YOUR TASK:
Copy every line that holds "mention".

======== RECORDS SHOWN

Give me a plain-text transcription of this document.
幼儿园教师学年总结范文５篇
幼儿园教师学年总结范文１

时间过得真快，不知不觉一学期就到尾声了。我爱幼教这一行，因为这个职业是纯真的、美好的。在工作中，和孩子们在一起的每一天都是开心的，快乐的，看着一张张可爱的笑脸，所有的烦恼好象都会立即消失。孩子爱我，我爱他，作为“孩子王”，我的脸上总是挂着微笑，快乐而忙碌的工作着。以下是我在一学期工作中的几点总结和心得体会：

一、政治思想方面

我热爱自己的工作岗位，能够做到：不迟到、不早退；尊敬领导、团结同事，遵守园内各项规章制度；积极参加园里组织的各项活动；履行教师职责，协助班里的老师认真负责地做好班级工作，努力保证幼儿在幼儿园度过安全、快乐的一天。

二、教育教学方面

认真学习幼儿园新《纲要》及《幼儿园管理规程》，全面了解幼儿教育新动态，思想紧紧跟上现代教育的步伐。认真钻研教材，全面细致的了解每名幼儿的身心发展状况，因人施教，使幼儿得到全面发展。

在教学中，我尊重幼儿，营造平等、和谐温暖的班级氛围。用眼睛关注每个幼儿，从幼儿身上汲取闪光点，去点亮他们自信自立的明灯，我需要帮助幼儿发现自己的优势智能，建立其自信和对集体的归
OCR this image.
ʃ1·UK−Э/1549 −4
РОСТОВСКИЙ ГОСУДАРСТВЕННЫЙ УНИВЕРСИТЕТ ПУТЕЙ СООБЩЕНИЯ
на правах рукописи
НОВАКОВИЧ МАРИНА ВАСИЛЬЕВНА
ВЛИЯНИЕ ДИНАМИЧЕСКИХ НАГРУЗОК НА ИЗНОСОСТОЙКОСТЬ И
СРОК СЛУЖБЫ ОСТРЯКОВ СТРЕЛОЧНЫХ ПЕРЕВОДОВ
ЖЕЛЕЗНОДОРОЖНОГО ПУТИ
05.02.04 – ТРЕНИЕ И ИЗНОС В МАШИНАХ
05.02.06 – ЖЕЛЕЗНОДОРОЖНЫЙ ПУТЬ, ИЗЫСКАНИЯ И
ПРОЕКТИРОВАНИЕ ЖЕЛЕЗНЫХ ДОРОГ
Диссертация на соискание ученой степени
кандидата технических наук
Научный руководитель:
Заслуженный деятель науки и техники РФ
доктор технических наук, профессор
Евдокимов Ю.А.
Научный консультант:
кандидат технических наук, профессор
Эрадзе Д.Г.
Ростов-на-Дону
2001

================
======== RECORDS SHOWN

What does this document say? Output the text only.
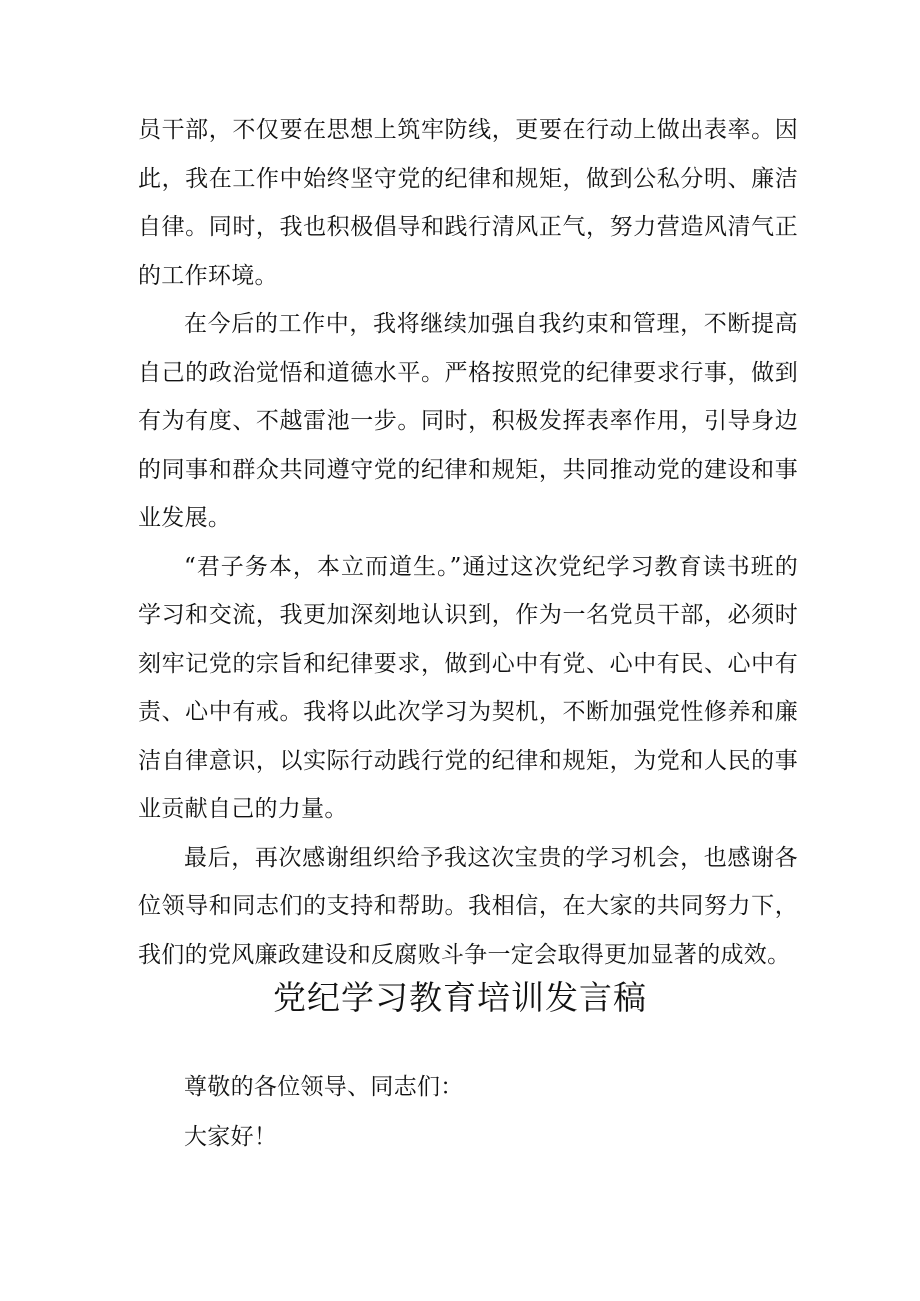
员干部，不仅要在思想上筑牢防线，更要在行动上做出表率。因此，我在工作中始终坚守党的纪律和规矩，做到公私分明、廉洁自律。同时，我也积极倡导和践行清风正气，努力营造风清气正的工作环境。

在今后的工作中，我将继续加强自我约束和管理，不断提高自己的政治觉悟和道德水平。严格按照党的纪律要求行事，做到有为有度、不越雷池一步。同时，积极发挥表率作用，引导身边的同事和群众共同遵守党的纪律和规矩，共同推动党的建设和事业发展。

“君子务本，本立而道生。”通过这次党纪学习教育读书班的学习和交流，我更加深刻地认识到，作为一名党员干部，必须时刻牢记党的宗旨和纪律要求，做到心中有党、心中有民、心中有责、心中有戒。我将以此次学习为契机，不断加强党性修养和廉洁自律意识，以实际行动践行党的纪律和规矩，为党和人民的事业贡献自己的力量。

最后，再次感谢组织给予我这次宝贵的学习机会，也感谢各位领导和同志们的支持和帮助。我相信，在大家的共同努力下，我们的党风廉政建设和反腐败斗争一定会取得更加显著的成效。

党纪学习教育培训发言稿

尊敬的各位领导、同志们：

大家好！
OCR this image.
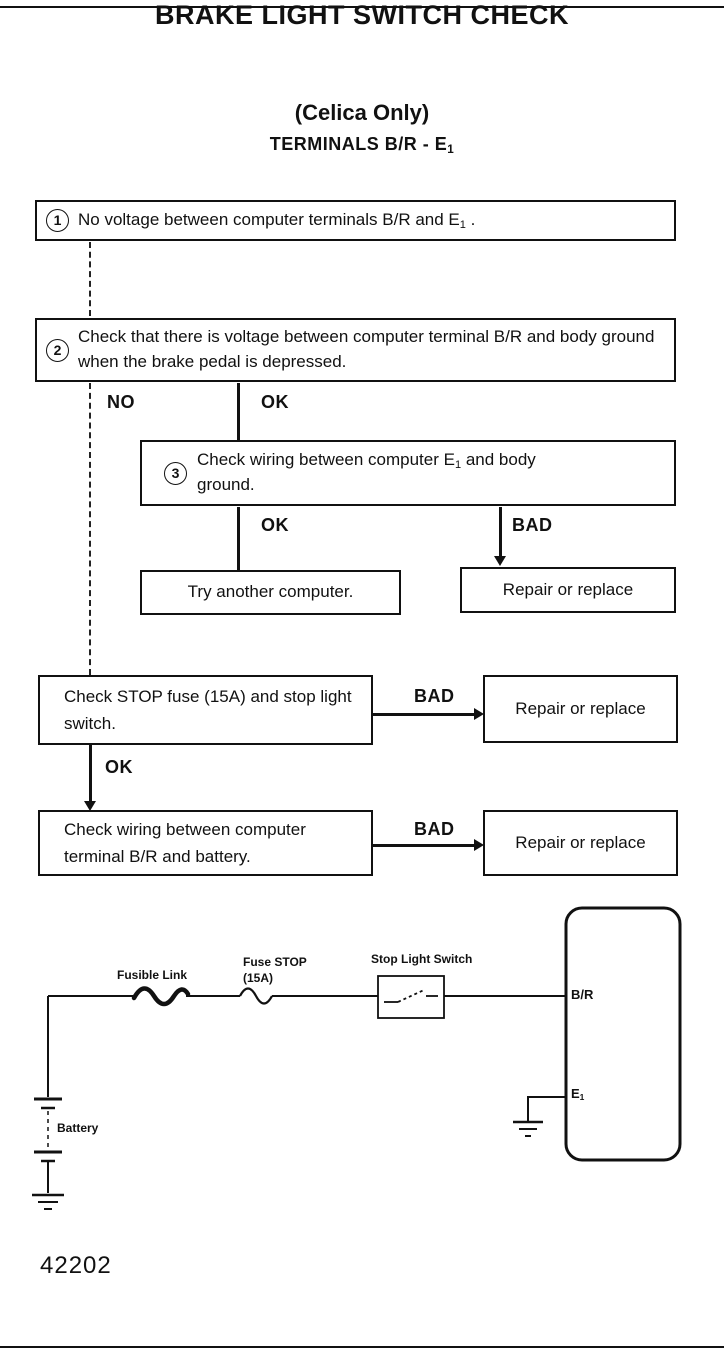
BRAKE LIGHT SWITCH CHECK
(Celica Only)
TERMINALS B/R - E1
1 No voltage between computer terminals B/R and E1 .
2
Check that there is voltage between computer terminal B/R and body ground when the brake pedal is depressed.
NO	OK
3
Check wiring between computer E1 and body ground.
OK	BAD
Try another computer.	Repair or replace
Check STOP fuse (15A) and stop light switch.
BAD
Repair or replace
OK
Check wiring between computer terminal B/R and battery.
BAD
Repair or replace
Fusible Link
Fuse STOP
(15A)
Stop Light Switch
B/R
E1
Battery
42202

================
======== RECORDS SHOWN

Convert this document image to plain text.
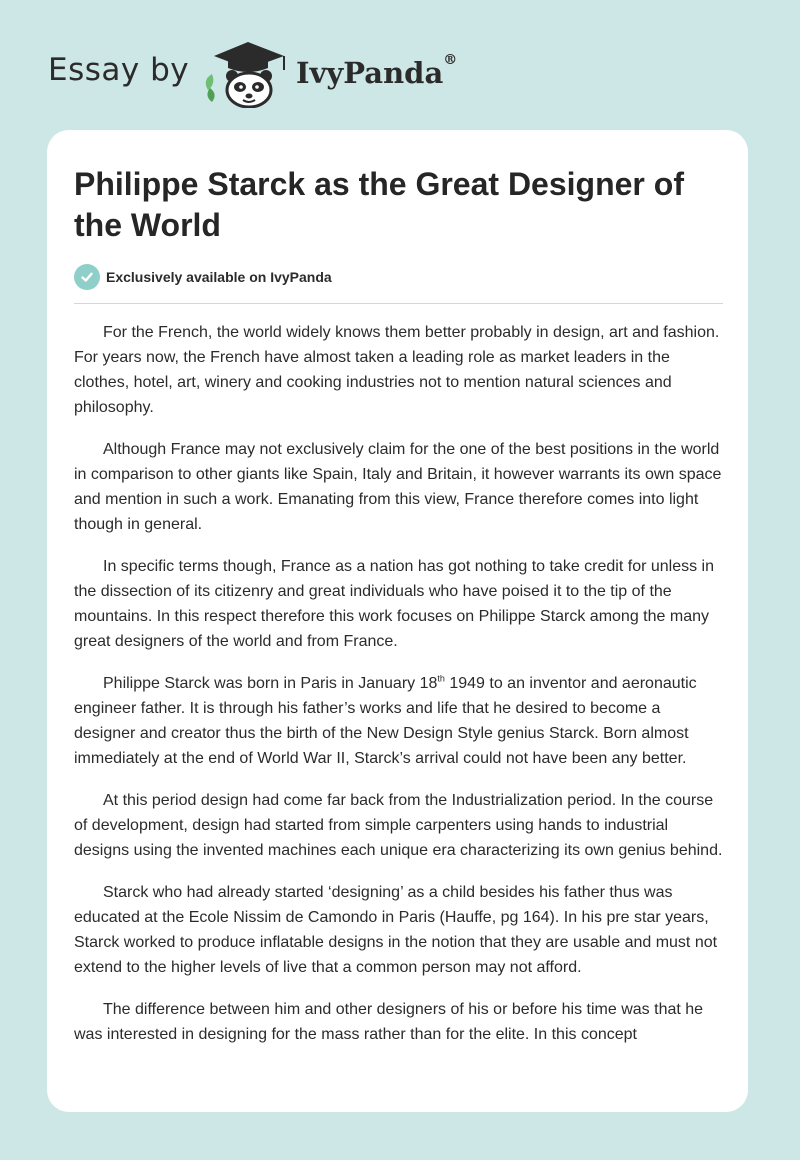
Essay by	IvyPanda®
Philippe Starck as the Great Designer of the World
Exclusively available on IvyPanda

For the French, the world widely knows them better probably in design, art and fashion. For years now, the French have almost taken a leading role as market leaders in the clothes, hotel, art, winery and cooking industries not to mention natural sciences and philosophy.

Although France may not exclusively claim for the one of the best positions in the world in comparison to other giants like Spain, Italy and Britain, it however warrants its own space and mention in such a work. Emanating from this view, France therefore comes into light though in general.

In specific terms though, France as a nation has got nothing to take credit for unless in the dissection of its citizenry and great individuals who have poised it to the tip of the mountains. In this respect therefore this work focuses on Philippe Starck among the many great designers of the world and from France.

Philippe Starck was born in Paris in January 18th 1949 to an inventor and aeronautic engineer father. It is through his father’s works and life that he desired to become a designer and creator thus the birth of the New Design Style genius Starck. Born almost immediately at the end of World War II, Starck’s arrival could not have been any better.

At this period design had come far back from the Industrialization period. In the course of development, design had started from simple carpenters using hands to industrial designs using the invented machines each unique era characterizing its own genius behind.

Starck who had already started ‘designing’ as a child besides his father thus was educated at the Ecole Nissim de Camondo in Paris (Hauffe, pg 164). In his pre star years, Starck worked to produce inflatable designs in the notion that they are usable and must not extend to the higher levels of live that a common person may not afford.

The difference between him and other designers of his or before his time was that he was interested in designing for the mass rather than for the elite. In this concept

================

SOLUTION FOR THIS TASK:
For the French, the world widely knows them better probably in design, art and fashion. For years now, the French have almost taken a leading role as market leaders in the clothes, hotel, art, winery and cooking industries not to mention natural sciences and philosophy.
Although France may not exclusively claim for the one of the best positions in the world in comparison to other giants like Spain, Italy and Britain, it however warrants its own space and mention in such a work. Emanating from this view, France therefore comes into light though in general.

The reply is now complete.